PROBLEM REQUIREMENTS:
Transcribe the full listing below exactly.

EXCERPTED DATA:
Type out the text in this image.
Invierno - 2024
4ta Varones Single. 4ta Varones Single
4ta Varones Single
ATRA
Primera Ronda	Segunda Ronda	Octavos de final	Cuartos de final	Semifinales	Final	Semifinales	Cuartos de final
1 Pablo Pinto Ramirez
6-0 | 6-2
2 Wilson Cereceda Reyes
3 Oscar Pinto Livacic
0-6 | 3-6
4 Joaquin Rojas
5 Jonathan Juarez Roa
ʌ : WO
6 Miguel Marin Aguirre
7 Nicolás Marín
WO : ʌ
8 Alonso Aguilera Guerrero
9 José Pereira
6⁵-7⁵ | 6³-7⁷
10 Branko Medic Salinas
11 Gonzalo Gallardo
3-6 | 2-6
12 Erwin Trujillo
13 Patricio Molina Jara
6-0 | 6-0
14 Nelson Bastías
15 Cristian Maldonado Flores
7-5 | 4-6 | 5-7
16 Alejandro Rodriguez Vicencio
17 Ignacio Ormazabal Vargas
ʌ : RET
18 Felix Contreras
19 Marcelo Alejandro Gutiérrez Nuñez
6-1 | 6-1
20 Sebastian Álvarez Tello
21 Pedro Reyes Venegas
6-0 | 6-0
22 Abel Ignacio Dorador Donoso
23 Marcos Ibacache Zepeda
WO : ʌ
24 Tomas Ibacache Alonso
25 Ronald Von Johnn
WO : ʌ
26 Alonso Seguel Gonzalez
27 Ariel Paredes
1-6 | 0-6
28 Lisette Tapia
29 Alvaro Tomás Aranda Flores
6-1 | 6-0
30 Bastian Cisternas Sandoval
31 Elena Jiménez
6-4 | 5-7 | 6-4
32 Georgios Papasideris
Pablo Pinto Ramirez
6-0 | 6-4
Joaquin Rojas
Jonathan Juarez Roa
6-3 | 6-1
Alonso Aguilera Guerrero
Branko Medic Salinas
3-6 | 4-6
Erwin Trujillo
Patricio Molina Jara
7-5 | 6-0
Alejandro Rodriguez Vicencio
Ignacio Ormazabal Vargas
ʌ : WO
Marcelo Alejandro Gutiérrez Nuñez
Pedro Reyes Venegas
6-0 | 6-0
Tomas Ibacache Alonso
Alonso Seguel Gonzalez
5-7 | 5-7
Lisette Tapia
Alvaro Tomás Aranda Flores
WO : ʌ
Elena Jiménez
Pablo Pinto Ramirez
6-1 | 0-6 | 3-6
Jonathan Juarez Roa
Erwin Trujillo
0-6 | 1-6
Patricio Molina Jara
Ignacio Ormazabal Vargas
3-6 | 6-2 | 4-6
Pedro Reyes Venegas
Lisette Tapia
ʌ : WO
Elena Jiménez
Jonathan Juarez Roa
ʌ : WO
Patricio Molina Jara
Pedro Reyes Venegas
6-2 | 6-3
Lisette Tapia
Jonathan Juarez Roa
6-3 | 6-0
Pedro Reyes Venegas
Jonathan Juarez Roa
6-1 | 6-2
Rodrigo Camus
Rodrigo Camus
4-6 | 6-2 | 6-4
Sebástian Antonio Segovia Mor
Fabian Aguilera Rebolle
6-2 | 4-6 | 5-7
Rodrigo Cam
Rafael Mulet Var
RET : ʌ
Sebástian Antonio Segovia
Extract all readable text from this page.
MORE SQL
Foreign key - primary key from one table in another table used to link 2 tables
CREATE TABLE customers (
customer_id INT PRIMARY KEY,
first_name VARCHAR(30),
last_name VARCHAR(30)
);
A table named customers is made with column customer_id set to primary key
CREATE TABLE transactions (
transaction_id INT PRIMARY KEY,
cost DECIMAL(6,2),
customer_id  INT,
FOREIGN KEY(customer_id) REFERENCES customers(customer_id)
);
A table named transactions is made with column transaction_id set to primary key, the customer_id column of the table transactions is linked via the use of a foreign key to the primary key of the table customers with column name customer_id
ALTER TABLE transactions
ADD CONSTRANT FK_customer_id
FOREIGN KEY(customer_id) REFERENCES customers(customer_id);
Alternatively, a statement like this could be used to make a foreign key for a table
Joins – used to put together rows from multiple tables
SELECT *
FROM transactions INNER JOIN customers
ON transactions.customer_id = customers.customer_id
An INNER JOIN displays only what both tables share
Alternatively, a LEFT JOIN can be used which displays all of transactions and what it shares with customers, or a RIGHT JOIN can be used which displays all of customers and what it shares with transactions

TASK OUTPUT:
Type out the text in this image.
Invierno - 2024
4ta Varones Single. 4ta Varones Single
4ta Varones Single
ATRA
Primera Ronda	Segunda Ronda	Octavos de final	Cuartos de final	Semifinales	Final	Semifinales	Cuartos de final
1 Pablo Pinto Ramirez
6-0 | 6-2
2 Wilson Cereceda Reyes
3 Oscar Pinto Livacic
0-6 | 3-6
4 Joaquin Rojas
5 Jonathan Juarez Roa
ʌ : WO
6 Miguel Marin Aguirre
7 Nicolás Marín
WO : ʌ
8 Alonso Aguilera Guerrero
9 José Pereira
6⁵-7⁵ | 6³-7⁷
10 Branko Medic Salinas
11 Gonzalo Gallardo
3-6 | 2-6
12 Erwin Trujillo
13 Patricio Molina Jara
6-0 | 6-0
14 Nelson Bastías
15 Cristian Maldonado Flores
7-5 | 4-6 | 5-7
16 Alejandro Rodriguez Vicencio
17 Ignacio Ormazabal Vargas
ʌ : RET
18 Felix Contreras
19 Marcelo Alejandro Gutiérrez Nuñez
6-1 | 6-1
20 Sebastian Álvarez Tello
21 Pedro Reyes Venegas
6-0 | 6-0
22 Abel Ignacio Dorador Donoso
23 Marcos Ibacache Zepeda
WO : ʌ
24 Tomas Ibacache Alonso
25 Ronald Von Johnn
WO : ʌ
26 Alonso Seguel Gonzalez
27 Ariel Paredes
1-6 | 0-6
28 Lisette Tapia
29 Alvaro Tomás Aranda Flores
6-1 | 6-0
30 Bastian Cisternas Sandoval
31 Elena Jiménez
6-4 | 5-7 | 6-4
32 Georgios Papasideris
Pablo Pinto Ramirez
6-0 | 6-4
Joaquin Rojas
Jonathan Juarez Roa
6-3 | 6-1
Alonso Aguilera Guerrero
Branko Medic Salinas
3-6 | 4-6
Erwin Trujillo
Patricio Molina Jara
7-5 | 6-0
Alejandro Rodriguez Vicencio
Ignacio Ormazabal Vargas
ʌ : WO
Marcelo Alejandro Gutiérrez Nuñez
Pedro Reyes Venegas
6-0 | 6-0
Tomas Ibacache Alonso
Alonso Seguel Gonzalez
5-7 | 5-7
Lisette Tapia
Alvaro Tomás Aranda Flores
WO : ʌ
Elena Jiménez
Pablo Pinto Ramirez
6-1 | 0-6 | 3-6
Jonathan Juarez Roa
Erwin Trujillo
0-6 | 1-6
Patricio Molina Jara
Ignacio Ormazabal Vargas
3-6 | 6-2 | 4-6
Pedro Reyes Venegas
Lisette Tapia
ʌ : WO
Elena Jiménez
Jonathan Juarez Roa
ʌ : WO
Patricio Molina Jara
Pedro Reyes Venegas
6-2 | 6-3
Lisette Tapia
Jonathan Juarez Roa
6-3 | 6-0
Pedro Reyes Venegas
Jonathan Juarez Roa
6-1 | 6-2
Rodrigo Camus
Rodrigo Camus
4-6 | 6-2 | 6-4
Sebástian Antonio Segovia Mor
Fabian Aguilera Rebolle
6-2 | 4-6 | 5-7
Rodrigo Cam
Rafael Mulet Var
RET : ʌ
Sebástian Antonio Segovia
Extract all readable text from this page.
MORE SQL
Foreign key - primary key from one table in another table used to link 2 tables
CREATE TABLE customers (
customer_id INT PRIMARY KEY,
first_name VARCHAR(30),
last_name VARCHAR(30)
);
A table named customers is made with column customer_id set to primary key
CREATE TABLE transactions (
transaction_id INT PRIMARY KEY,
cost DECIMAL(6,2),
customer_id  INT,
FOREIGN KEY(customer_id) REFERENCES customers(customer_id)
);
A table named transactions is made with column transaction_id set to primary key, the customer_id column of the table transactions is linked via the use of a foreign key to the primary key of the table customers with column name customer_id
ALTER TABLE transactions
ADD CONSTRANT FK_customer_id
FOREIGN KEY(customer_id) REFERENCES customers(customer_id);
Alternatively, a statement like this could be used to make a foreign key for a table
Joins – used to put together rows from multiple tables
SELECT *
FROM transactions INNER JOIN customers
ON transactions.customer_id = customers.customer_id
An INNER JOIN displays only what both tables share
Alternatively, a LEFT JOIN can be used which displays all of transactions and what it shares with customers, or a RIGHT JOIN can be used which displays all of customers and what it shares with transactions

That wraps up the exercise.